[begin Extracted material]

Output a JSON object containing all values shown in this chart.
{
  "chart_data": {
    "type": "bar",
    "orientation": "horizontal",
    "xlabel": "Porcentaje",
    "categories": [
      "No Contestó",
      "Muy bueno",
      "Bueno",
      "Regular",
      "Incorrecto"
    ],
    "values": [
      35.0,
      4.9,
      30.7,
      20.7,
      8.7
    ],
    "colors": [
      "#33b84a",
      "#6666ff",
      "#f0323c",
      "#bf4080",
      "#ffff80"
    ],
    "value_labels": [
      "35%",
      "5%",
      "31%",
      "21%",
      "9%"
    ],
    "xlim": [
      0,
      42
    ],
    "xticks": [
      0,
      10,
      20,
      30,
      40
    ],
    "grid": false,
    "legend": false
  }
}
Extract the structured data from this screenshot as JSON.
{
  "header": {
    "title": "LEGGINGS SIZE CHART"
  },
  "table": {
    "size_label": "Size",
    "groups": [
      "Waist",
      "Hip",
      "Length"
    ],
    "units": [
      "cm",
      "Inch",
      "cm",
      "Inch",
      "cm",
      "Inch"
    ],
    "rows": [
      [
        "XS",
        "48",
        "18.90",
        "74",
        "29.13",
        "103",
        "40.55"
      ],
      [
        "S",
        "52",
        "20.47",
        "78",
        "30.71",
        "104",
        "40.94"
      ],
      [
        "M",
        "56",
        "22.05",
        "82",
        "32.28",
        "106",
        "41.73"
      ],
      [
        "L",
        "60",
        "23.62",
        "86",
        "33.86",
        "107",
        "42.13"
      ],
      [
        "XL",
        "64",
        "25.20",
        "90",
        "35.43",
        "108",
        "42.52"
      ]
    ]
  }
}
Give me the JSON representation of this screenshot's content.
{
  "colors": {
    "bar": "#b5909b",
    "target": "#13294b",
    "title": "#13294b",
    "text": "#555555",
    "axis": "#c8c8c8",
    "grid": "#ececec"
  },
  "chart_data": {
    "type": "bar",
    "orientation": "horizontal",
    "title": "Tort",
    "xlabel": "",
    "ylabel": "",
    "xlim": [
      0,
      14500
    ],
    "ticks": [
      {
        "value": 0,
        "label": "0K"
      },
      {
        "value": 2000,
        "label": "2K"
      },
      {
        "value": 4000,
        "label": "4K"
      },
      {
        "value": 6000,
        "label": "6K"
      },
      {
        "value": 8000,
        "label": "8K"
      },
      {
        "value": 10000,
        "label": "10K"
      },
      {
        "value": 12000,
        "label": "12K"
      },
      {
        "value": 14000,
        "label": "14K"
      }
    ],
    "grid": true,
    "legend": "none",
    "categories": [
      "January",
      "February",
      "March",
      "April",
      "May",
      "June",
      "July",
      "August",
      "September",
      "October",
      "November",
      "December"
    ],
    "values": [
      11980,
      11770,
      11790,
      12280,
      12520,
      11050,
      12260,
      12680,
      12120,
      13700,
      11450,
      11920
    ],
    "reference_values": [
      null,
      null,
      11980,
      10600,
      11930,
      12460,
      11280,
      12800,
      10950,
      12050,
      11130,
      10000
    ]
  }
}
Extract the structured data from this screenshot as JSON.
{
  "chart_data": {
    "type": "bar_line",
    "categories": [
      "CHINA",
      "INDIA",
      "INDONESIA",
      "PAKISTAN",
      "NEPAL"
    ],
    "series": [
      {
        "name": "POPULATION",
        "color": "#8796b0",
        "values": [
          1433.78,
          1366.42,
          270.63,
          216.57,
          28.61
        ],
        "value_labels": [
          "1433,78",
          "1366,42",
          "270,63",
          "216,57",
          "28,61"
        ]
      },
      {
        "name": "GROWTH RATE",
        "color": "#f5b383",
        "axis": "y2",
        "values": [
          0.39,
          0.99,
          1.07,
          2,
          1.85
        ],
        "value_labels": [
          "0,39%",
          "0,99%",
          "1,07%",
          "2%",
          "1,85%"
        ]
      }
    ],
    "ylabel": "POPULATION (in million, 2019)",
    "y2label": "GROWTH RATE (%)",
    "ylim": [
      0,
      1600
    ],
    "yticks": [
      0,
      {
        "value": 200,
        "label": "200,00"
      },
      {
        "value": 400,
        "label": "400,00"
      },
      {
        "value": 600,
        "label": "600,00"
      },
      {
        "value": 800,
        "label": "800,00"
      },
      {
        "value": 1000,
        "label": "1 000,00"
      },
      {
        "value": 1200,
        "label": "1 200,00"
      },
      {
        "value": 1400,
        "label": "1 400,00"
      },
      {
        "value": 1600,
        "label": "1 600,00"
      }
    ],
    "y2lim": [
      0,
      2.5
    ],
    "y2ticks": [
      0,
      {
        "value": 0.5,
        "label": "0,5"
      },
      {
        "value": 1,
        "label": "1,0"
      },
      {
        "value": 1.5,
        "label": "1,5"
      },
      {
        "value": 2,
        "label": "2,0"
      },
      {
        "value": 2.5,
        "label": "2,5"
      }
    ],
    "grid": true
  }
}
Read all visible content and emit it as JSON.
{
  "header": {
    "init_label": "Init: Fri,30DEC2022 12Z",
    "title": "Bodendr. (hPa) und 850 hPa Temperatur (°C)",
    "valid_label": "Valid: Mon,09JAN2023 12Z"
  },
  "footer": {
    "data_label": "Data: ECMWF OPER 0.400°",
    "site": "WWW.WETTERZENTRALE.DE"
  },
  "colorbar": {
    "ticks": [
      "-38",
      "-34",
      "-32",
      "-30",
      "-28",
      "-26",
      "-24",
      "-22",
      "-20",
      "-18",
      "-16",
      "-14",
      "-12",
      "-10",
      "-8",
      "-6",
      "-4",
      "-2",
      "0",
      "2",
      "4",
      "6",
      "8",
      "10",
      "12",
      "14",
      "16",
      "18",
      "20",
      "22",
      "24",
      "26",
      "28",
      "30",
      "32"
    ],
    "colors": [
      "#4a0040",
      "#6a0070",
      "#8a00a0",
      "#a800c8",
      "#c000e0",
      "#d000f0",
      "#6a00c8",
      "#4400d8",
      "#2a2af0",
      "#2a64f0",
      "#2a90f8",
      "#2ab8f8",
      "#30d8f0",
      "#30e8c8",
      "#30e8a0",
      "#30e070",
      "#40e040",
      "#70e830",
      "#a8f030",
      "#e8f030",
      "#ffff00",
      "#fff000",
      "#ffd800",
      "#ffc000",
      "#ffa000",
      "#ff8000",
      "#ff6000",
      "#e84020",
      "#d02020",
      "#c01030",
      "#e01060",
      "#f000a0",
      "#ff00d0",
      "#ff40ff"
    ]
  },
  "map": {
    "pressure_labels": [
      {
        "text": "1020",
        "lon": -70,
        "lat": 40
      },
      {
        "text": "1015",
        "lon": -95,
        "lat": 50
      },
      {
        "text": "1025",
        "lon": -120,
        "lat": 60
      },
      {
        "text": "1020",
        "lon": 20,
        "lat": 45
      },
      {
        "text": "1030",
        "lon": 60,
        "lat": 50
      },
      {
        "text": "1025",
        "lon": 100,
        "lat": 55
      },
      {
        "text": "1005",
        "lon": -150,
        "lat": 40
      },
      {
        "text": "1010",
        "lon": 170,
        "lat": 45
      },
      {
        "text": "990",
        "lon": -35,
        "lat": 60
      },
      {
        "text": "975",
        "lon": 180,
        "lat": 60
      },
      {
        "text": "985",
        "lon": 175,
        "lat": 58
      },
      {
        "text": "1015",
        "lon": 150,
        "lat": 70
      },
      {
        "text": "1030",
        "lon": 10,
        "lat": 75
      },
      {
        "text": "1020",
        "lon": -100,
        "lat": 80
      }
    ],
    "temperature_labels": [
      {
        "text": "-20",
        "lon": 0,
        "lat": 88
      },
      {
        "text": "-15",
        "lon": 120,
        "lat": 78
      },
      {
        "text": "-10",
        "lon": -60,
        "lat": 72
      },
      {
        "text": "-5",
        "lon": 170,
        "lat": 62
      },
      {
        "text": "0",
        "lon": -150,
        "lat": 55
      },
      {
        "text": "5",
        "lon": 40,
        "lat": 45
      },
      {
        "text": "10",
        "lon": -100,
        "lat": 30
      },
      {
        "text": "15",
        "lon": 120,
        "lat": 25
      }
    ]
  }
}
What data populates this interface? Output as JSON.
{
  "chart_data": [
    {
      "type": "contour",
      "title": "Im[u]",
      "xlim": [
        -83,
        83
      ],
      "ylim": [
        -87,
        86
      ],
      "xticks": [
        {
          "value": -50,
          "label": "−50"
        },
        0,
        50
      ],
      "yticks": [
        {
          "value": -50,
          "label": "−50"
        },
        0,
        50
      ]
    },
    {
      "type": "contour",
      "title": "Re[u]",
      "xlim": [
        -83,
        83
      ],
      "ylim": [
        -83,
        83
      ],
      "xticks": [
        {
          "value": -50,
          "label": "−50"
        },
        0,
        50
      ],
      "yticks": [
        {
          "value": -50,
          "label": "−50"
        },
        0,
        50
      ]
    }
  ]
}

[end Extracted material]

- _Work required_
Make an exact copy of every line from the one with "What data populates" to the end of the data, with the first and last of those lines included.

- _Output for this task_
What data populates this interface? Output as JSON.
{
  "chart_data": [
    {
      "type": "contour",
      "title": "Im[u]",
      "xlim": [
        -83,
        83
      ],
      "ylim": [
        -87,
        86
      ],
      "xticks": [
        {
          "value": -50,
          "label": "−50"
        },
        0,
        50
      ],
      "yticks": [
        {
          "value": -50,
          "label": "−50"
        },
        0,
        50
      ]
    },
    {
      "type": "contour",
      "title": "Re[u]",
      "xlim": [
        -83,
        83
      ],
      "ylim": [
        -83,
        83
      ],
      "xticks": [
        {
          "value": -50,
          "label": "−50"
        },
        0,
        50
      ],
      "yticks": [
        {
          "value": -50,
          "label": "−50"
        },
        0,
        50
      ]
    }
  ]
}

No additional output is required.